> WORK TO DO: Quote all of the data exactly as given. Skip every picture it contains.

[Collected data]
— Begin —
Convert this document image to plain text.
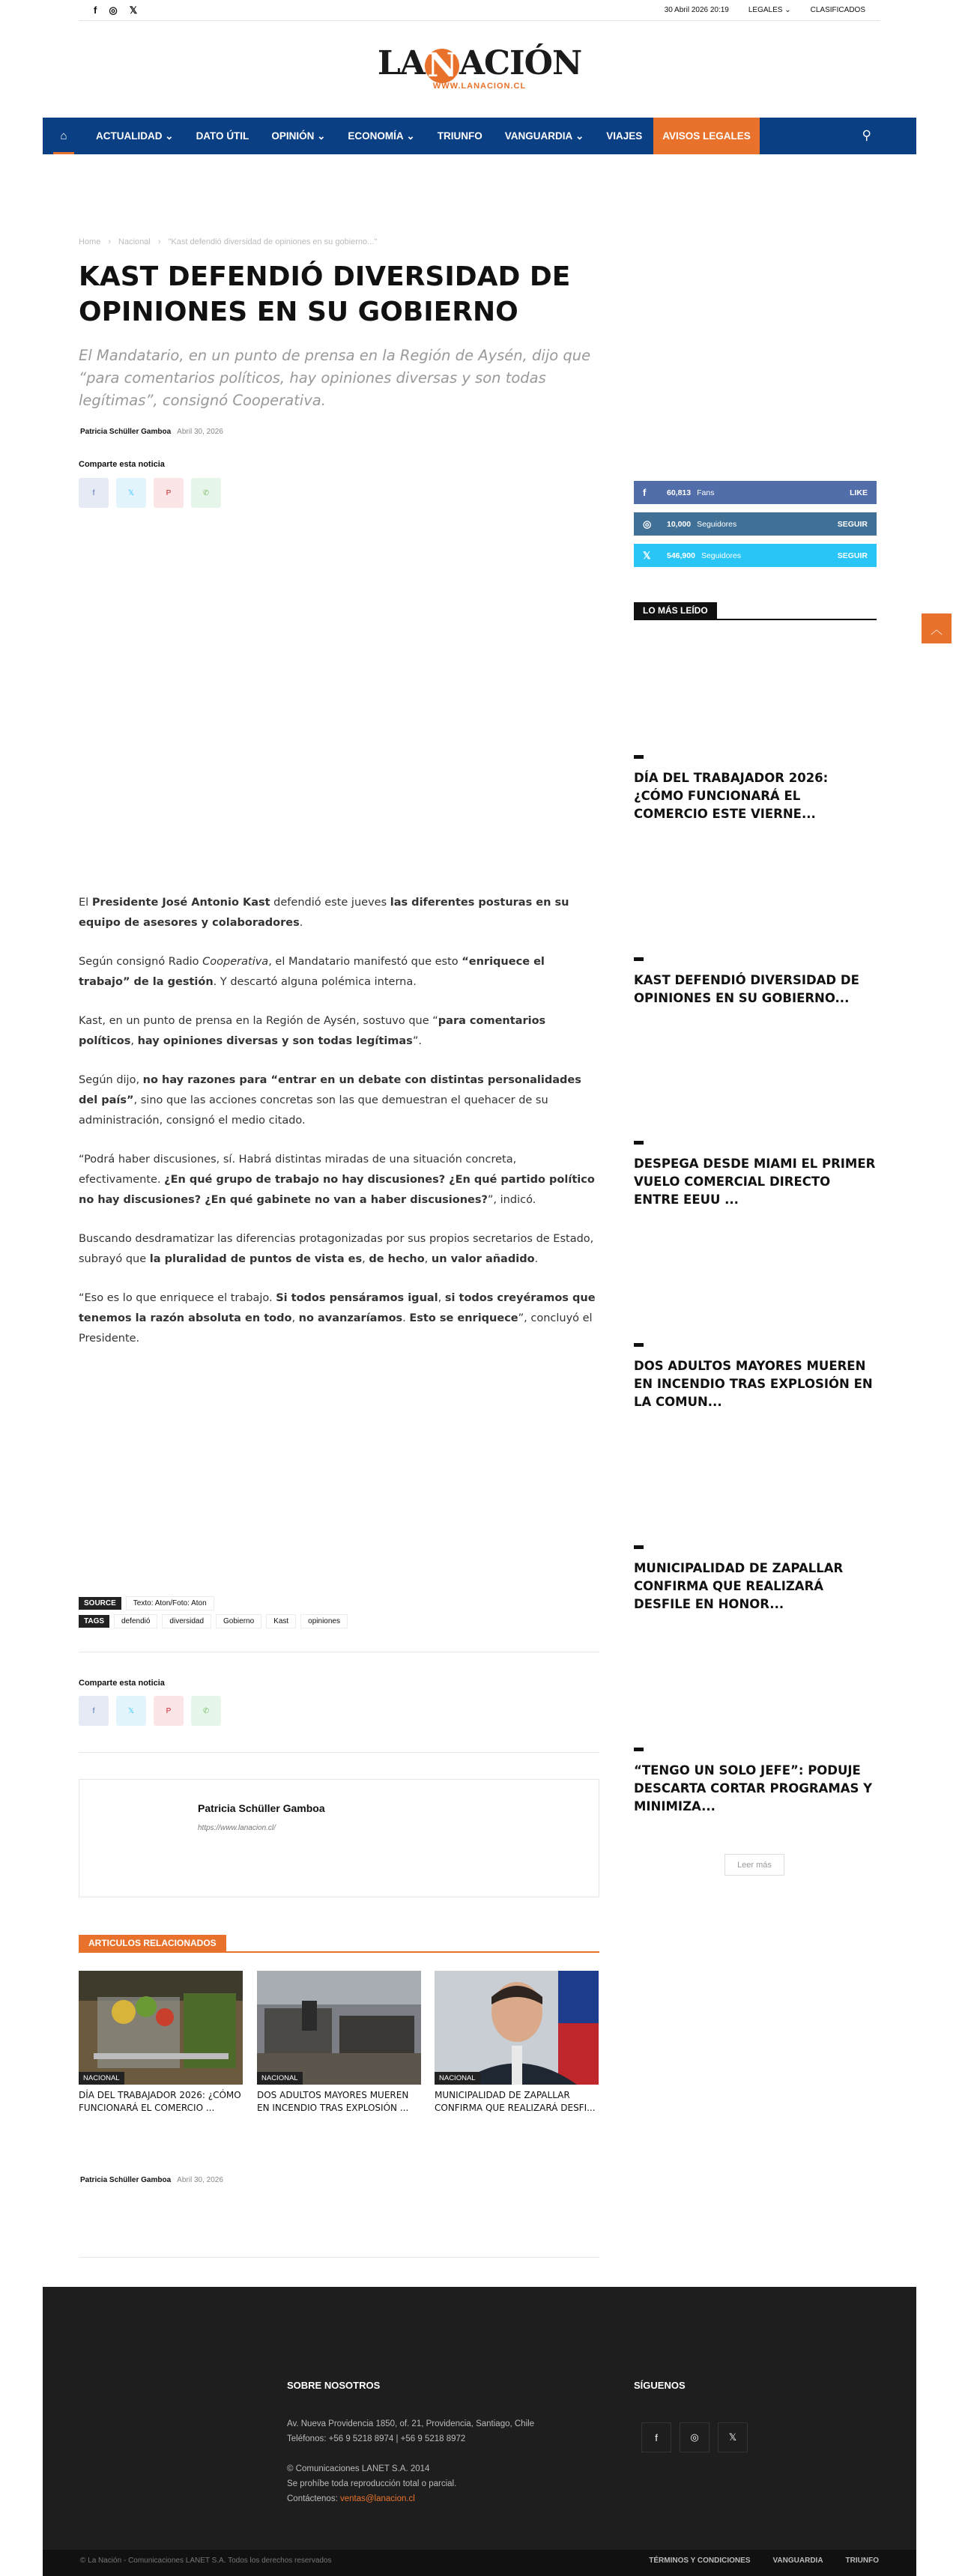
f ◎ 𝕏	30 Abril 2026 20:19	LEGALES ⌄	CLASIFICADOS
LANACIÓN
WWW.LANACION.CL
⌂	ACTUALIDAD ⌄	DATO ÚTIL	OPINIÓN ⌄	ECONOMÍA ⌄	TRIUNFO	VANGUARDIA ⌄	VIAJES	AVISOS LEGALES	⚲
Home › Nacional › "Kast defendió diversidad de opiniones en su gobierno..."
KAST DEFENDIÓ DIVERSIDAD DE OPINIONES EN SU GOBIERNO
El Mandatario, en un punto de prensa en la Región de Aysén, dijo que “para comentarios políticos, hay opiniones diversas y son todas legítimas”, consignó Cooperativa.
Patricia Schüller Gamboa Abril 30, 2026
Comparte esta noticia
f	𝕏	P	✆

El Presidente José Antonio Kast defendió este jueves las diferentes posturas en su equipo de asesores y colaboradores.

Según consignó Radio Cooperativa, el Mandatario manifestó que esto “enriquece el trabajo” de la gestión. Y descartó alguna polémica interna.

Kast, en un punto de prensa en la Región de Aysén, sostuvo que “para comentarios políticos, hay opiniones diversas y son todas legítimas”.

Según dijo, no hay razones para “entrar en un debate con distintas personalidades del país”, sino que las acciones concretas son las que demuestran el quehacer de su administración, consignó el medio citado.

“Podrá haber discusiones, sí. Habrá distintas miradas de una situación concreta, efectivamente. ¿En qué grupo de trabajo no hay discusiones? ¿En qué partido político no hay discusiones? ¿En qué gabinete no van a haber discusiones?”, indicó.

Buscando desdramatizar las diferencias protagonizadas por sus propios secretarios de Estado, subrayó que la pluralidad de puntos de vista es, de hecho, un valor añadido.

“Eso es lo que enriquece el trabajo. Si todos pensáramos igual, si todos creyéramos que tenemos la razón absoluta en todo, no avanzaríamos. Esto se enriquece”, concluyó el Presidente.

SOURCE	Texto: Aton/Foto: Aton
TAGS	defendió	diversidad	Gobierno	Kast	opiniones
Comparte esta noticia
f	𝕏	P	✆
Patricia Schüller Gamboa
https://www.lanacion.cl/
ARTICULOS RELACIONADOS
NACIONAL
DÍA DEL TRABAJADOR 2026: ¿CÓMO FUNCIONARÁ EL COMERCIO ...
NACIONAL
DOS ADULTOS MAYORES MUEREN EN INCENDIO TRAS EXPLOSIÓN ...
NACIONAL
MUNICIPALIDAD DE ZAPALLAR CONFIRMA QUE REALIZARÁ DESFI...
Patricia Schüller Gamboa Abril 30, 2026
f	60,813 Fans	LIKE
◎	10,000 Seguidores	SEGUIR
𝕏	546,900 Seguidores	SEGUIR
LO MÁS LEÍDO
DÍA DEL TRABAJADOR 2026: ¿CÓMO FUNCIONARÁ EL COMERCIO ESTE VIERNE...
KAST DEFENDIÓ DIVERSIDAD DE OPINIONES EN SU GOBIERNO...
DESPEGA DESDE MIAMI EL PRIMER VUELO COMERCIAL DIRECTO ENTRE EEUU ...
DOS ADULTOS MAYORES MUEREN EN INCENDIO TRAS EXPLOSIÓN EN LA COMUN...
MUNICIPALIDAD DE ZAPALLAR CONFIRMA QUE REALIZARÁ DESFILE EN HONOR...
“TENGO UN SOLO JEFE”: PODUJE DESCARTA CORTAR PROGRAMAS Y MINIMIZA...
Leer más
︿
SOBRE NOSOTROS
Av. Nueva Providencia 1850, of. 21, Providencia, Santiago, Chile
Teléfonos: +56 9 5218 8974 | +56 9 5218 8972
© Comunicaciones LANET S.A. 2014
Se prohíbe toda reproducción total o parcial.
Contáctenos: ventas@lanacion.cl
SÍGUENOS
f	◎	𝕏
© La Nación - Comunicaciones LANET S.A. Todos los derechos reservados	TÉRMINOS Y CONDICIONES	VANGUARDIA	TRIUNFO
— End —
> EXPECTED ANSWER:
Convert this document image to plain text.
f ◎ 𝕏	30 Abril 2026 20:19	LEGALES ⌄	CLASIFICADOS
LANACIÓN
WWW.LANACION.CL
⌂	ACTUALIDAD ⌄	DATO ÚTIL	OPINIÓN ⌄	ECONOMÍA ⌄	TRIUNFO	VANGUARDIA ⌄	VIAJES	AVISOS LEGALES	⚲
Home › Nacional › "Kast defendió diversidad de opiniones en su gobierno..."
KAST DEFENDIÓ DIVERSIDAD DE OPINIONES EN SU GOBIERNO
El Mandatario, en un punto de prensa en la Región de Aysén, dijo que “para comentarios políticos, hay opiniones diversas y son todas legítimas”, consignó Cooperativa.
Patricia Schüller Gamboa Abril 30, 2026
Comparte esta noticia
f	𝕏	P	✆

El Presidente José Antonio Kast defendió este jueves las diferentes posturas en su equipo de asesores y colaboradores.

Según consignó Radio Cooperativa, el Mandatario manifestó que esto “enriquece el trabajo” de la gestión. Y descartó alguna polémica interna.

Kast, en un punto de prensa en la Región de Aysén, sostuvo que “para comentarios políticos, hay opiniones diversas y son todas legítimas”.

Según dijo, no hay razones para “entrar en un debate con distintas personalidades del país”, sino que las acciones concretas son las que demuestran el quehacer de su administración, consignó el medio citado.

“Podrá haber discusiones, sí. Habrá distintas miradas de una situación concreta, efectivamente. ¿En qué grupo de trabajo no hay discusiones? ¿En qué partido político no hay discusiones? ¿En qué gabinete no van a haber discusiones?”, indicó.

Buscando desdramatizar las diferencias protagonizadas por sus propios secretarios de Estado, subrayó que la pluralidad de puntos de vista es, de hecho, un valor añadido.

“Eso es lo que enriquece el trabajo. Si todos pensáramos igual, si todos creyéramos que tenemos la razón absoluta en todo, no avanzaríamos. Esto se enriquece”, concluyó el Presidente.

SOURCE	Texto: Aton/Foto: Aton
TAGS	defendió	diversidad	Gobierno	Kast	opiniones
Comparte esta noticia
f	𝕏	P	✆
Patricia Schüller Gamboa
https://www.lanacion.cl/
ARTICULOS RELACIONADOS
NACIONAL
DÍA DEL TRABAJADOR 2026: ¿CÓMO FUNCIONARÁ EL COMERCIO ...
NACIONAL
DOS ADULTOS MAYORES MUEREN EN INCENDIO TRAS EXPLOSIÓN ...
NACIONAL
MUNICIPALIDAD DE ZAPALLAR CONFIRMA QUE REALIZARÁ DESFI...
Patricia Schüller Gamboa Abril 30, 2026
f	60,813 Fans	LIKE
◎	10,000 Seguidores	SEGUIR
𝕏	546,900 Seguidores	SEGUIR
LO MÁS LEÍDO
DÍA DEL TRABAJADOR 2026: ¿CÓMO FUNCIONARÁ EL COMERCIO ESTE VIERNE...
KAST DEFENDIÓ DIVERSIDAD DE OPINIONES EN SU GOBIERNO...
DESPEGA DESDE MIAMI EL PRIMER VUELO COMERCIAL DIRECTO ENTRE EEUU ...
DOS ADULTOS MAYORES MUEREN EN INCENDIO TRAS EXPLOSIÓN EN LA COMUN...
MUNICIPALIDAD DE ZAPALLAR CONFIRMA QUE REALIZARÁ DESFILE EN HONOR...
“TENGO UN SOLO JEFE”: PODUJE DESCARTA CORTAR PROGRAMAS Y MINIMIZA...
Leer más
︿
SOBRE NOSOTROS
Av. Nueva Providencia 1850, of. 21, Providencia, Santiago, Chile
Teléfonos: +56 9 5218 8974 | +56 9 5218 8972
© Comunicaciones LANET S.A. 2014
Se prohíbe toda reproducción total o parcial.
Contáctenos: ventas@lanacion.cl
SÍGUENOS
f	◎	𝕏
© La Nación - Comunicaciones LANET S.A. Todos los derechos reservados	TÉRMINOS Y CONDICIONES	VANGUARDIA	TRIUNFO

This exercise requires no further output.